Transcribe the records in full, keeping every character as it is.

Dataset records:
*-*-*

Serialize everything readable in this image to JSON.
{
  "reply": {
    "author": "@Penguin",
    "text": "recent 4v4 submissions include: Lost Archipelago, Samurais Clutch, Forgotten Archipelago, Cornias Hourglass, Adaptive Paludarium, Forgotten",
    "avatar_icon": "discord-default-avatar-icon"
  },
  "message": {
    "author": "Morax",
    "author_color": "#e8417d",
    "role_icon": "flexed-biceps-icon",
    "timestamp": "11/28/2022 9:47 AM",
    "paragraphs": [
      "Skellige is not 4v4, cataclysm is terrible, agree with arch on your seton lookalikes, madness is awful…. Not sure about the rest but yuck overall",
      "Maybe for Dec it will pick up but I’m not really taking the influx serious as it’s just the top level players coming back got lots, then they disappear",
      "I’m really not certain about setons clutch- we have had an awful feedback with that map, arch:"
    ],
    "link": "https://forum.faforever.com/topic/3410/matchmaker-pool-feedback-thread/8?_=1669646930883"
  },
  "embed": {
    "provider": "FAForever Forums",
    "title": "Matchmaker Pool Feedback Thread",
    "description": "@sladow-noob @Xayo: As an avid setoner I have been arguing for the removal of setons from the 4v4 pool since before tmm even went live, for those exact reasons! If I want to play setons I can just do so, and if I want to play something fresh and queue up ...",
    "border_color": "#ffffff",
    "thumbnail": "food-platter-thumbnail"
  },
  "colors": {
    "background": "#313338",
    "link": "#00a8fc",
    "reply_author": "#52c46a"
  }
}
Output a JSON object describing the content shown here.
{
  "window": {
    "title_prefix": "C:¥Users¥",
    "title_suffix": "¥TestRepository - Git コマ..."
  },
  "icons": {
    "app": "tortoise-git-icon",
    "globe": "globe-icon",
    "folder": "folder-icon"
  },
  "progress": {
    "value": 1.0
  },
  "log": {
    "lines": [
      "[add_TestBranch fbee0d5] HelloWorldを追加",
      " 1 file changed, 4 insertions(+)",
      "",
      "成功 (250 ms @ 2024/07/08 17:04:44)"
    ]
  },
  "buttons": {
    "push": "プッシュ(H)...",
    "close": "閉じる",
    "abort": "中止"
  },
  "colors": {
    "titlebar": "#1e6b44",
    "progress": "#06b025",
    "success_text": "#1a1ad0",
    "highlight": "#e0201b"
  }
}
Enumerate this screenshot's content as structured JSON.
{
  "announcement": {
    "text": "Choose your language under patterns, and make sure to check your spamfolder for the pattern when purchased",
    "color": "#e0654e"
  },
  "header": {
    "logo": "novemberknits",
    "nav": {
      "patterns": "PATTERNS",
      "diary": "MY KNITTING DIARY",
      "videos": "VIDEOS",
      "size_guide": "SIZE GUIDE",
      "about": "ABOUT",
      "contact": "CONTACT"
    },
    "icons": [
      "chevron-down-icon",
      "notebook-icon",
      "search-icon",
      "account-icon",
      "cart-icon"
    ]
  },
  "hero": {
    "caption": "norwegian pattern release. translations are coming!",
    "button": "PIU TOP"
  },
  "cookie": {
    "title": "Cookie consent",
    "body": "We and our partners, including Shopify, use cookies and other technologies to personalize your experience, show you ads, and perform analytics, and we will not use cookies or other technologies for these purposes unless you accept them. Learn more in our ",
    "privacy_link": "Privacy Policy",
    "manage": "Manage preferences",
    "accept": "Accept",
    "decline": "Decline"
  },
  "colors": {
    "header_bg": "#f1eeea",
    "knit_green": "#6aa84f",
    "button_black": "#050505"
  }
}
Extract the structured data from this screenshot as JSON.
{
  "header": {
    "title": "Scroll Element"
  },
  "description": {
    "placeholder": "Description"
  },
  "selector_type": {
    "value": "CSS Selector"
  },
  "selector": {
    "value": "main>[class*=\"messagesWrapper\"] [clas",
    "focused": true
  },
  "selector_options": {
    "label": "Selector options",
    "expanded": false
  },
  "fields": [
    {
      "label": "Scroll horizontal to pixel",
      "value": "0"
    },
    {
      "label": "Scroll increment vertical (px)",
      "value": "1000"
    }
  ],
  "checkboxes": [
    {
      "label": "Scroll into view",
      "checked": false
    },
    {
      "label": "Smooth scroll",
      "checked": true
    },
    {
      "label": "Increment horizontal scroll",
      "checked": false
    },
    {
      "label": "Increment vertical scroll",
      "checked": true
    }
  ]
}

*-*-*

▶ [The reply]
Serialize everything readable in this image to JSON.
{
  "reply": {
    "author": "@Penguin",
    "text": "recent 4v4 submissions include: Lost Archipelago, Samurais Clutch, Forgotten Archipelago, Cornias Hourglass, Adaptive Paludarium, Forgotten",
    "avatar_icon": "discord-default-avatar-icon"
  },
  "message": {
    "author": "Morax",
    "author_color": "#e8417d",
    "role_icon": "flexed-biceps-icon",
    "timestamp": "11/28/2022 9:47 AM",
    "paragraphs": [
      "Skellige is not 4v4, cataclysm is terrible, agree with arch on your seton lookalikes, madness is awful…. Not sure about the rest but yuck overall",
      "Maybe for Dec it will pick up but I’m not really taking the influx serious as it’s just the top level players coming back got lots, then they disappear",
      "I’m really not certain about setons clutch- we have had an awful feedback with that map, arch:"
    ],
    "link": "https://forum.faforever.com/topic/3410/matchmaker-pool-feedback-thread/8?_=1669646930883"
  },
  "embed": {
    "provider": "FAForever Forums",
    "title": "Matchmaker Pool Feedback Thread",
    "description": "@sladow-noob @Xayo: As an avid setoner I have been arguing for the removal of setons from the 4v4 pool since before tmm even went live, for those exact reasons! If I want to play setons I can just do so, and if I want to play something fresh and queue up ...",
    "border_color": "#ffffff",
    "thumbnail": "food-platter-thumbnail"
  },
  "colors": {
    "background": "#313338",
    "link": "#00a8fc",
    "reply_author": "#52c46a"
  }
}
Output a JSON object describing the content shown here.
{
  "window": {
    "title_prefix": "C:¥Users¥",
    "title_suffix": "¥TestRepository - Git コマ..."
  },
  "icons": {
    "app": "tortoise-git-icon",
    "globe": "globe-icon",
    "folder": "folder-icon"
  },
  "progress": {
    "value": 1.0
  },
  "log": {
    "lines": [
      "[add_TestBranch fbee0d5] HelloWorldを追加",
      " 1 file changed, 4 insertions(+)",
      "",
      "成功 (250 ms @ 2024/07/08 17:04:44)"
    ]
  },
  "buttons": {
    "push": "プッシュ(H)...",
    "close": "閉じる",
    "abort": "中止"
  },
  "colors": {
    "titlebar": "#1e6b44",
    "progress": "#06b025",
    "success_text": "#1a1ad0",
    "highlight": "#e0201b"
  }
}
Enumerate this screenshot's content as structured JSON.
{
  "announcement": {
    "text": "Choose your language under patterns, and make sure to check your spamfolder for the pattern when purchased",
    "color": "#e0654e"
  },
  "header": {
    "logo": "novemberknits",
    "nav": {
      "patterns": "PATTERNS",
      "diary": "MY KNITTING DIARY",
      "videos": "VIDEOS",
      "size_guide": "SIZE GUIDE",
      "about": "ABOUT",
      "contact": "CONTACT"
    },
    "icons": [
      "chevron-down-icon",
      "notebook-icon",
      "search-icon",
      "account-icon",
      "cart-icon"
    ]
  },
  "hero": {
    "caption": "norwegian pattern release. translations are coming!",
    "button": "PIU TOP"
  },
  "cookie": {
    "title": "Cookie consent",
    "body": "We and our partners, including Shopify, use cookies and other technologies to personalize your experience, show you ads, and perform analytics, and we will not use cookies or other technologies for these purposes unless you accept them. Learn more in our ",
    "privacy_link": "Privacy Policy",
    "manage": "Manage preferences",
    "accept": "Accept",
    "decline": "Decline"
  },
  "colors": {
    "header_bg": "#f1eeea",
    "knit_green": "#6aa84f",
    "button_black": "#050505"
  }
}
Extract the structured data from this screenshot as JSON.
{
  "header": {
    "title": "Scroll Element"
  },
  "description": {
    "placeholder": "Description"
  },
  "selector_type": {
    "value": "CSS Selector"
  },
  "selector": {
    "value": "main>[class*=\"messagesWrapper\"] [clas",
    "focused": true
  },
  "selector_options": {
    "label": "Selector options",
    "expanded": false
  },
  "fields": [
    {
      "label": "Scroll horizontal to pixel",
      "value": "0"
    },
    {
      "label": "Scroll increment vertical (px)",
      "value": "1000"
    }
  ],
  "checkboxes": [
    {
      "label": "Scroll into view",
      "checked": false
    },
    {
      "label": "Smooth scroll",
      "checked": true
    },
    {
      "label": "Increment horizontal scroll",
      "checked": false
    },
    {
      "label": "Increment vertical scroll",
      "checked": true
    }
  ]
}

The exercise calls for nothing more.